- [Given data]
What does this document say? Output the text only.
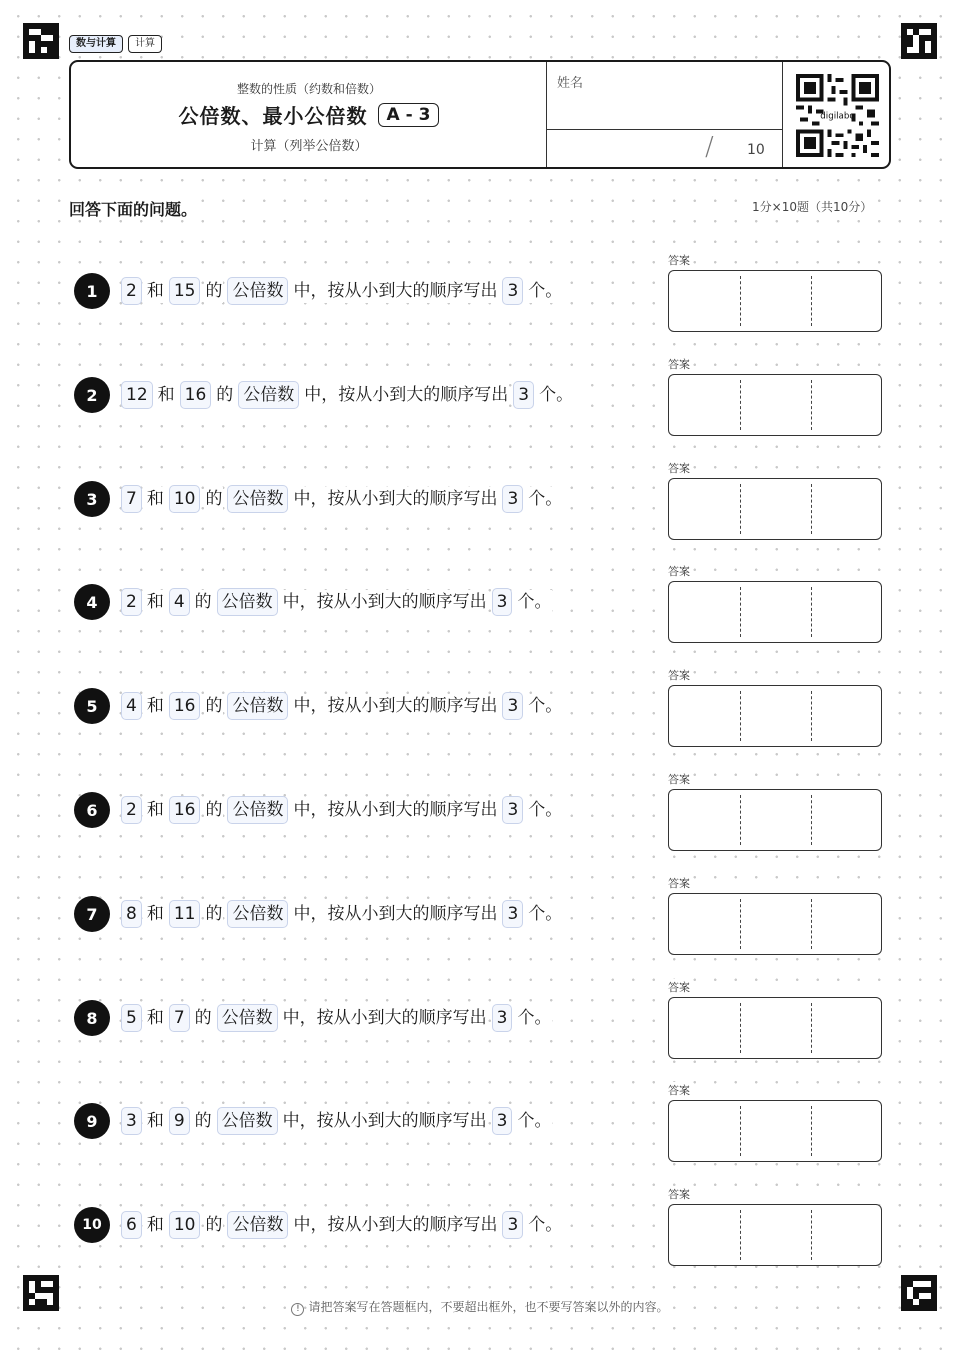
数与计算	计算
整数的性质（约数和倍数）
公倍数、最小公倍数	A - 3
计算（列举公倍数）
姓名
/ 10
digilabo
回答下面的问题。	1分×10题（共10分）
1	2 和 15 的 公倍数 中，按从小到大的顺序写出 3 个。
答案
2	12 和 16 的 公倍数 中，按从小到大的顺序写出 3 个。
答案
3	7 和 10 的 公倍数 中，按从小到大的顺序写出 3 个。
答案
4	2 和 4 的 公倍数 中，按从小到大的顺序写出 3 个。
答案
5	4 和 16 的 公倍数 中，按从小到大的顺序写出 3 个。
答案
6	2 和 16 的 公倍数 中，按从小到大的顺序写出 3 个。
答案
7	8 和 11 的 公倍数 中，按从小到大的顺序写出 3 个。
答案
8	5 和 7 的 公倍数 中，按从小到大的顺序写出 3 个。
答案
9	3 和 9 的 公倍数 中，按从小到大的顺序写出 3 个。
答案
10	6 和 10 的 公倍数 中，按从小到大的顺序写出 3 个。
答案
! 请把答案写在答题框内，不要超出框外，也不要写答案以外的内容。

- [Task prompt] Make an exact reproduction of the listing above, without any pictures.

- [Written response]
What does this document say? Output the text only.
数与计算	计算
整数的性质（约数和倍数）
公倍数、最小公倍数	A - 3
计算（列举公倍数）
姓名
/ 10
digilabo
回答下面的问题。	1分×10题（共10分）
1	2 和 15 的 公倍数 中，按从小到大的顺序写出 3 个。
答案
2	12 和 16 的 公倍数 中，按从小到大的顺序写出 3 个。
答案
3	7 和 10 的 公倍数 中，按从小到大的顺序写出 3 个。
答案
4	2 和 4 的 公倍数 中，按从小到大的顺序写出 3 个。
答案
5	4 和 16 的 公倍数 中，按从小到大的顺序写出 3 个。
答案
6	2 和 16 的 公倍数 中，按从小到大的顺序写出 3 个。
答案
7	8 和 11 的 公倍数 中，按从小到大的顺序写出 3 个。
答案
8	5 和 7 的 公倍数 中，按从小到大的顺序写出 3 个。
答案
9	3 和 9 的 公倍数 中，按从小到大的顺序写出 3 个。
答案
10	6 和 10 的 公倍数 中，按从小到大的顺序写出 3 个。
答案
! 请把答案写在答题框内，不要超出框外，也不要写答案以外的内容。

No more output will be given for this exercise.